> EXTRACTED DATA:
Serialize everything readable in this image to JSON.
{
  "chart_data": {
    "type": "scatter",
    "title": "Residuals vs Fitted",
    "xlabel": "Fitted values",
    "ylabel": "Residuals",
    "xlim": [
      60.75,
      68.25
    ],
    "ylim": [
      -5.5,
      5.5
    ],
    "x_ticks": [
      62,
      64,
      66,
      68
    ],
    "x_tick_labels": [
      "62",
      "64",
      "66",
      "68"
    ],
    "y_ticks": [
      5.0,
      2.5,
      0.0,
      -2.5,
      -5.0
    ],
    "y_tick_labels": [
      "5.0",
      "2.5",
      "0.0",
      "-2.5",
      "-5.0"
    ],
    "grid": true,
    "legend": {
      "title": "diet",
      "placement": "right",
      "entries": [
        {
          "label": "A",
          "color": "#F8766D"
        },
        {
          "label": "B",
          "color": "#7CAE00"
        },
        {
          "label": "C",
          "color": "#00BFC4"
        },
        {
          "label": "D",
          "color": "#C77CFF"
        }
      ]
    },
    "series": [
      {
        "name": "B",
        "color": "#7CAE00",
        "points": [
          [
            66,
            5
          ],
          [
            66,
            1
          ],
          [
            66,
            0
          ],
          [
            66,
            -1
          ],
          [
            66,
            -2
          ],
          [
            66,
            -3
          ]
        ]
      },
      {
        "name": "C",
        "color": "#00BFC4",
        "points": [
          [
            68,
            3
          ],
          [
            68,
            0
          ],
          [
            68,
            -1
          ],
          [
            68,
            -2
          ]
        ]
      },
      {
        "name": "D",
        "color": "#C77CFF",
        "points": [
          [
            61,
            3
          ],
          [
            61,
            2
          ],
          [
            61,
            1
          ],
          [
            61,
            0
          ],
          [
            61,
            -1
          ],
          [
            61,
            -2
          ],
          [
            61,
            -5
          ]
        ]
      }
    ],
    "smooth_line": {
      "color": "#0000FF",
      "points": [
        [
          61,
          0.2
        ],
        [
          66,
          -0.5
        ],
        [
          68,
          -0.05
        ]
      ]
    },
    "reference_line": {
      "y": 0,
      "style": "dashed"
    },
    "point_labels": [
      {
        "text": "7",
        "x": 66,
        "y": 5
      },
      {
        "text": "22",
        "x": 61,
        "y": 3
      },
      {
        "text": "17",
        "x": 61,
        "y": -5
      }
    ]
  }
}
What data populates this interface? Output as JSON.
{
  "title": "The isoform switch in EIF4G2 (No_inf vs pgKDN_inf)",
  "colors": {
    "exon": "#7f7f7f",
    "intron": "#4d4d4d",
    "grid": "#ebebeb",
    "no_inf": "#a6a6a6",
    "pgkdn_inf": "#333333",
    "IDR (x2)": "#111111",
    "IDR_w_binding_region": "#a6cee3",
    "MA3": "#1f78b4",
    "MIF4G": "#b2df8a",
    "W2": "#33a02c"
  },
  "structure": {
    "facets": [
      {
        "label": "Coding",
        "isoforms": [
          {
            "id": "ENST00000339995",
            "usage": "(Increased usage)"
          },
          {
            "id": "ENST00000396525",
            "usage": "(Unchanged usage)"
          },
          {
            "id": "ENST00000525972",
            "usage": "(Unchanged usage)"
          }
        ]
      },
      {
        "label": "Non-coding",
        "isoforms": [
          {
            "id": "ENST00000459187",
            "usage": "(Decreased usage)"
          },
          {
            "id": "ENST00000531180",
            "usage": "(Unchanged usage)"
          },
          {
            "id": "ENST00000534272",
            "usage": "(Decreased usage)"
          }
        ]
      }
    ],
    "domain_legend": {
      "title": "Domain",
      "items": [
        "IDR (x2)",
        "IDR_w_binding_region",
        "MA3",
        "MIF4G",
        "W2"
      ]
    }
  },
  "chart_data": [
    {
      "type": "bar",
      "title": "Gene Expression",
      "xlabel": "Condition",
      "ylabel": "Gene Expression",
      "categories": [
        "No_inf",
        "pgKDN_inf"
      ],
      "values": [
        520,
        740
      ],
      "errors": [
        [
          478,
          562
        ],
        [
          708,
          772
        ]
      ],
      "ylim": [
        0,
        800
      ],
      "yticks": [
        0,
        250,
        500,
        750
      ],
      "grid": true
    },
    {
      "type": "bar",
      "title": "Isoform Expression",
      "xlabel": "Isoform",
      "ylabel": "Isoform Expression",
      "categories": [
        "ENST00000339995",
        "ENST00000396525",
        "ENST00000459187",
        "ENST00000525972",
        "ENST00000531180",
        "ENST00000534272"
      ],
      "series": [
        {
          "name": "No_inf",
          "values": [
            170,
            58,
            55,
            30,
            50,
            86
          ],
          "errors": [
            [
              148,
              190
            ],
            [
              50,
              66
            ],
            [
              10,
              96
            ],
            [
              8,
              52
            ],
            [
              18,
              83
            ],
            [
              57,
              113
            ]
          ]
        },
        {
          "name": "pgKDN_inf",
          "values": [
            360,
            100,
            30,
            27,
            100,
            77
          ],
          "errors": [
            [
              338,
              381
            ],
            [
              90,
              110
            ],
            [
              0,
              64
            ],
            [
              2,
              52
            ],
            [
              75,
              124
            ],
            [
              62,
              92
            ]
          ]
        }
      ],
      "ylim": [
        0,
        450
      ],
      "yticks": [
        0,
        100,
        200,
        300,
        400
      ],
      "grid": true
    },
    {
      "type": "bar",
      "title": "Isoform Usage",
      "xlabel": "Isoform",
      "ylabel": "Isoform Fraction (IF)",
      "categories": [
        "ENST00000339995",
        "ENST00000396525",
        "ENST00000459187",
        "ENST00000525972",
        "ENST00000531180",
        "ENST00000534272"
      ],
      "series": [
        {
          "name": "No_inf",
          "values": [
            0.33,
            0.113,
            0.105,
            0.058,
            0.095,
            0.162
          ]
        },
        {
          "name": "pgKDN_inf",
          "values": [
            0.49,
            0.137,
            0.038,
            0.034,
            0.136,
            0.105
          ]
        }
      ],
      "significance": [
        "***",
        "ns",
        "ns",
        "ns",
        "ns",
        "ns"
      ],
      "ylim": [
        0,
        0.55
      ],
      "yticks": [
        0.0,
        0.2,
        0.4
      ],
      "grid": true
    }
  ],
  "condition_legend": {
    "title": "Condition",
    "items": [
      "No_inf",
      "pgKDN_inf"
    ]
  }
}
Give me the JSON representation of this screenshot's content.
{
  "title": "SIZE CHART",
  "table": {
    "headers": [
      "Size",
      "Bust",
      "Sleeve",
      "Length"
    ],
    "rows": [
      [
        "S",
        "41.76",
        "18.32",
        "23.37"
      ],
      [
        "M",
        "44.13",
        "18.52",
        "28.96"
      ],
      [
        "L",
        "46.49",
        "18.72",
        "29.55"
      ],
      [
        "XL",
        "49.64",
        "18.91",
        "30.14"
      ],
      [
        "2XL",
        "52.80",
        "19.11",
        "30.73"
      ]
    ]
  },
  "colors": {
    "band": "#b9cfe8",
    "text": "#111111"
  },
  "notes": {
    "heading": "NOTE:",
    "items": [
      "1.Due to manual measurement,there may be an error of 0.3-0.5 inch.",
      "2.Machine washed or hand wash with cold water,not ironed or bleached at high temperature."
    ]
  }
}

> STATED TASK: Give back all the data exactly as written.

> EXERCISE ANSWER:
Serialize everything readable in this image to JSON.
{
  "chart_data": {
    "type": "scatter",
    "title": "Residuals vs Fitted",
    "xlabel": "Fitted values",
    "ylabel": "Residuals",
    "xlim": [
      60.75,
      68.25
    ],
    "ylim": [
      -5.5,
      5.5
    ],
    "x_ticks": [
      62,
      64,
      66,
      68
    ],
    "x_tick_labels": [
      "62",
      "64",
      "66",
      "68"
    ],
    "y_ticks": [
      5.0,
      2.5,
      0.0,
      -2.5,
      -5.0
    ],
    "y_tick_labels": [
      "5.0",
      "2.5",
      "0.0",
      "-2.5",
      "-5.0"
    ],
    "grid": true,
    "legend": {
      "title": "diet",
      "placement": "right",
      "entries": [
        {
          "label": "A",
          "color": "#F8766D"
        },
        {
          "label": "B",
          "color": "#7CAE00"
        },
        {
          "label": "C",
          "color": "#00BFC4"
        },
        {
          "label": "D",
          "color": "#C77CFF"
        }
      ]
    },
    "series": [
      {
        "name": "B",
        "color": "#7CAE00",
        "points": [
          [
            66,
            5
          ],
          [
            66,
            1
          ],
          [
            66,
            0
          ],
          [
            66,
            -1
          ],
          [
            66,
            -2
          ],
          [
            66,
            -3
          ]
        ]
      },
      {
        "name": "C",
        "color": "#00BFC4",
        "points": [
          [
            68,
            3
          ],
          [
            68,
            0
          ],
          [
            68,
            -1
          ],
          [
            68,
            -2
          ]
        ]
      },
      {
        "name": "D",
        "color": "#C77CFF",
        "points": [
          [
            61,
            3
          ],
          [
            61,
            2
          ],
          [
            61,
            1
          ],
          [
            61,
            0
          ],
          [
            61,
            -1
          ],
          [
            61,
            -2
          ],
          [
            61,
            -5
          ]
        ]
      }
    ],
    "smooth_line": {
      "color": "#0000FF",
      "points": [
        [
          61,
          0.2
        ],
        [
          66,
          -0.5
        ],
        [
          68,
          -0.05
        ]
      ]
    },
    "reference_line": {
      "y": 0,
      "style": "dashed"
    },
    "point_labels": [
      {
        "text": "7",
        "x": 66,
        "y": 5
      },
      {
        "text": "22",
        "x": 61,
        "y": 3
      },
      {
        "text": "17",
        "x": 61,
        "y": -5
      }
    ]
  }
}
What data populates this interface? Output as JSON.
{
  "title": "The isoform switch in EIF4G2 (No_inf vs pgKDN_inf)",
  "colors": {
    "exon": "#7f7f7f",
    "intron": "#4d4d4d",
    "grid": "#ebebeb",
    "no_inf": "#a6a6a6",
    "pgkdn_inf": "#333333",
    "IDR (x2)": "#111111",
    "IDR_w_binding_region": "#a6cee3",
    "MA3": "#1f78b4",
    "MIF4G": "#b2df8a",
    "W2": "#33a02c"
  },
  "structure": {
    "facets": [
      {
        "label": "Coding",
        "isoforms": [
          {
            "id": "ENST00000339995",
            "usage": "(Increased usage)"
          },
          {
            "id": "ENST00000396525",
            "usage": "(Unchanged usage)"
          },
          {
            "id": "ENST00000525972",
            "usage": "(Unchanged usage)"
          }
        ]
      },
      {
        "label": "Non-coding",
        "isoforms": [
          {
            "id": "ENST00000459187",
            "usage": "(Decreased usage)"
          },
          {
            "id": "ENST00000531180",
            "usage": "(Unchanged usage)"
          },
          {
            "id": "ENST00000534272",
            "usage": "(Decreased usage)"
          }
        ]
      }
    ],
    "domain_legend": {
      "title": "Domain",
      "items": [
        "IDR (x2)",
        "IDR_w_binding_region",
        "MA3",
        "MIF4G",
        "W2"
      ]
    }
  },
  "chart_data": [
    {
      "type": "bar",
      "title": "Gene Expression",
      "xlabel": "Condition",
      "ylabel": "Gene Expression",
      "categories": [
        "No_inf",
        "pgKDN_inf"
      ],
      "values": [
        520,
        740
      ],
      "errors": [
        [
          478,
          562
        ],
        [
          708,
          772
        ]
      ],
      "ylim": [
        0,
        800
      ],
      "yticks": [
        0,
        250,
        500,
        750
      ],
      "grid": true
    },
    {
      "type": "bar",
      "title": "Isoform Expression",
      "xlabel": "Isoform",
      "ylabel": "Isoform Expression",
      "categories": [
        "ENST00000339995",
        "ENST00000396525",
        "ENST00000459187",
        "ENST00000525972",
        "ENST00000531180",
        "ENST00000534272"
      ],
      "series": [
        {
          "name": "No_inf",
          "values": [
            170,
            58,
            55,
            30,
            50,
            86
          ],
          "errors": [
            [
              148,
              190
            ],
            [
              50,
              66
            ],
            [
              10,
              96
            ],
            [
              8,
              52
            ],
            [
              18,
              83
            ],
            [
              57,
              113
            ]
          ]
        },
        {
          "name": "pgKDN_inf",
          "values": [
            360,
            100,
            30,
            27,
            100,
            77
          ],
          "errors": [
            [
              338,
              381
            ],
            [
              90,
              110
            ],
            [
              0,
              64
            ],
            [
              2,
              52
            ],
            [
              75,
              124
            ],
            [
              62,
              92
            ]
          ]
        }
      ],
      "ylim": [
        0,
        450
      ],
      "yticks": [
        0,
        100,
        200,
        300,
        400
      ],
      "grid": true
    },
    {
      "type": "bar",
      "title": "Isoform Usage",
      "xlabel": "Isoform",
      "ylabel": "Isoform Fraction (IF)",
      "categories": [
        "ENST00000339995",
        "ENST00000396525",
        "ENST00000459187",
        "ENST00000525972",
        "ENST00000531180",
        "ENST00000534272"
      ],
      "series": [
        {
          "name": "No_inf",
          "values": [
            0.33,
            0.113,
            0.105,
            0.058,
            0.095,
            0.162
          ]
        },
        {
          "name": "pgKDN_inf",
          "values": [
            0.49,
            0.137,
            0.038,
            0.034,
            0.136,
            0.105
          ]
        }
      ],
      "significance": [
        "***",
        "ns",
        "ns",
        "ns",
        "ns",
        "ns"
      ],
      "ylim": [
        0,
        0.55
      ],
      "yticks": [
        0.0,
        0.2,
        0.4
      ],
      "grid": true
    }
  ],
  "condition_legend": {
    "title": "Condition",
    "items": [
      "No_inf",
      "pgKDN_inf"
    ]
  }
}
Give me the JSON representation of this screenshot's content.
{
  "title": "SIZE CHART",
  "table": {
    "headers": [
      "Size",
      "Bust",
      "Sleeve",
      "Length"
    ],
    "rows": [
      [
        "S",
        "41.76",
        "18.32",
        "23.37"
      ],
      [
        "M",
        "44.13",
        "18.52",
        "28.96"
      ],
      [
        "L",
        "46.49",
        "18.72",
        "29.55"
      ],
      [
        "XL",
        "49.64",
        "18.91",
        "30.14"
      ],
      [
        "2XL",
        "52.80",
        "19.11",
        "30.73"
      ]
    ]
  },
  "colors": {
    "band": "#b9cfe8",
    "text": "#111111"
  },
  "notes": {
    "heading": "NOTE:",
    "items": [
      "1.Due to manual measurement,there may be an error of 0.3-0.5 inch.",
      "2.Machine washed or hand wash with cold water,not ironed or bleached at high temperature."
    ]
  }
}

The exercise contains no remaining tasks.